__RECORDS TO USE__.
○ ○ ○ ○

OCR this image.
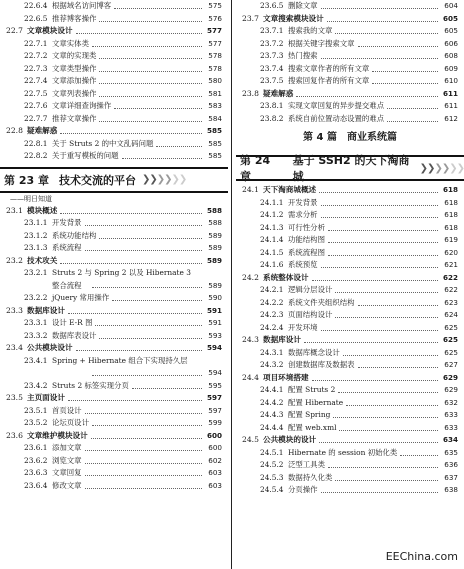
22.6.4 根据域名访问博客	575
22.6.5 推荐博客操作	576
22.7 文章模块设计	577
22.7.1 文章实体类	577
22.7.2 文章的实现类	578
22.7.3 文章类型操作	578
22.7.4 文章添加操作	580
22.7.5 文章列表操作	581
22.7.6 文章详细查询操作	583
22.7.7 推荐文章操作	584
22.8 疑难解惑	585
22.8.1 关于 Struts 2 的中文乱码问题	585
22.8.2 关于重写模板的问题	585
第 23 章 技术交流的平台 ❯❯❯❯❯❯
——明日知道
23.1 模块概述	588
23.1.1 开发背景	588
23.1.2 系统功能结构	589
23.1.3 系统流程	589
23.2 技术攻关	589
23.2.1 Struts 2 与 Spring 2 以及 Hibernate 3 整合流程	589
23.2.2 jQuery 常用操作	590
23.3 数据库设计	591
23.3.1 设计 E-R 图	591
23.3.2 数据库表设计	593
23.4 公共模块设计	594
23.4.1 Spring + Hibernate 组合下实现持久层
594
23.4.2 Struts 2 标签实现分页	595
23.5 主页面设计	597
23.5.1 首页设计	597
23.5.2 论坛页设计	599
23.6 文章维护模块设计	600
23.6.1 添加文章	600
23.6.2 浏览文章	602
23.6.3 文章回复	603
23.6.4 修改文章	603
23.6.5 删除文章	604
23.7 文章搜索模块设计	605
23.7.1 搜索我的文章	605
23.7.2 根据关键字搜索文章	606
23.7.3 热门搜索	608
23.7.4 搜索文章作者的所有文章	609
23.7.5 搜索回复作者的所有文章	610
23.8 疑难解惑	611
23.8.1 实现文章回复的异步提交难点	611
23.8.2 系统自前位置动态设置的难点	612
第 4 篇　商业系统篇
第 24 章
基于 SSH2 的天下淘商城
❯❯❯❯❯❯
24.1 天下淘商城概述	618
24.1.1 开发背景	618
24.1.2 需求分析	618
24.1.3 可行性分析	618
24.1.4 功能结构图	619
24.1.5 系统流程图	620
24.1.6 系统预览	621
24.2 系统整体设计	622
24.2.1 逻辑分层设计	622
24.2.2 系统文件夹组织结构	623
24.2.3 页面结构设计	624
24.2.4 开发环境	625
24.3 数据库设计	625
24.3.1 数据库概念设计	625
24.3.2 创建数据库及数据表	627
24.4 项目环境搭建	629
24.4.1 配置 Struts 2	629
24.4.2 配置 Hibernate	632
24.4.3 配置 Spring	633
24.4.4 配置 web.xml	633
24.5 公共模块的设计	634
24.5.1 Hibernate 的 session 初始化类	635
24.5.2 泛型工具类	636
24.5.3 数据持久化类	637
24.5.4 分页操作	638
EEChina.com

○ ○ ○ ○

__WRITTEN PROBLEM__. Repeat all of the records verbatim, leaving out the pictures.

__THE SOLUTION__.
OCR this image.
22.6.4 根据域名访问博客	575
22.6.5 推荐博客操作	576
22.7 文章模块设计	577
22.7.1 文章实体类	577
22.7.2 文章的实现类	578
22.7.3 文章类型操作	578
22.7.4 文章添加操作	580
22.7.5 文章列表操作	581
22.7.6 文章详细查询操作	583
22.7.7 推荐文章操作	584
22.8 疑难解惑	585
22.8.1 关于 Struts 2 的中文乱码问题	585
22.8.2 关于重写模板的问题	585
第 23 章 技术交流的平台 ❯❯❯❯❯❯
——明日知道
23.1 模块概述	588
23.1.1 开发背景	588
23.1.2 系统功能结构	589
23.1.3 系统流程	589
23.2 技术攻关	589
23.2.1 Struts 2 与 Spring 2 以及 Hibernate 3 整合流程	589
23.2.2 jQuery 常用操作	590
23.3 数据库设计	591
23.3.1 设计 E-R 图	591
23.3.2 数据库表设计	593
23.4 公共模块设计	594
23.4.1 Spring + Hibernate 组合下实现持久层
594
23.4.2 Struts 2 标签实现分页	595
23.5 主页面设计	597
23.5.1 首页设计	597
23.5.2 论坛页设计	599
23.6 文章维护模块设计	600
23.6.1 添加文章	600
23.6.2 浏览文章	602
23.6.3 文章回复	603
23.6.4 修改文章	603
23.6.5 删除文章	604
23.7 文章搜索模块设计	605
23.7.1 搜索我的文章	605
23.7.2 根据关键字搜索文章	606
23.7.3 热门搜索	608
23.7.4 搜索文章作者的所有文章	609
23.7.5 搜索回复作者的所有文章	610
23.8 疑难解惑	611
23.8.1 实现文章回复的异步提交难点	611
23.8.2 系统自前位置动态设置的难点	612
第 4 篇　商业系统篇
第 24 章
基于 SSH2 的天下淘商城
❯❯❯❯❯❯
24.1 天下淘商城概述	618
24.1.1 开发背景	618
24.1.2 需求分析	618
24.1.3 可行性分析	618
24.1.4 功能结构图	619
24.1.5 系统流程图	620
24.1.6 系统预览	621
24.2 系统整体设计	622
24.2.1 逻辑分层设计	622
24.2.2 系统文件夹组织结构	623
24.2.3 页面结构设计	624
24.2.4 开发环境	625
24.3 数据库设计	625
24.3.1 数据库概念设计	625
24.3.2 创建数据库及数据表	627
24.4 项目环境搭建	629
24.4.1 配置 Struts 2	629
24.4.2 配置 Hibernate	632
24.4.3 配置 Spring	633
24.4.4 配置 web.xml	633
24.5 公共模块的设计	634
24.5.1 Hibernate 的 session 初始化类	635
24.5.2 泛型工具类	636
24.5.3 数据持久化类	637
24.5.4 分页操作	638
EEChina.com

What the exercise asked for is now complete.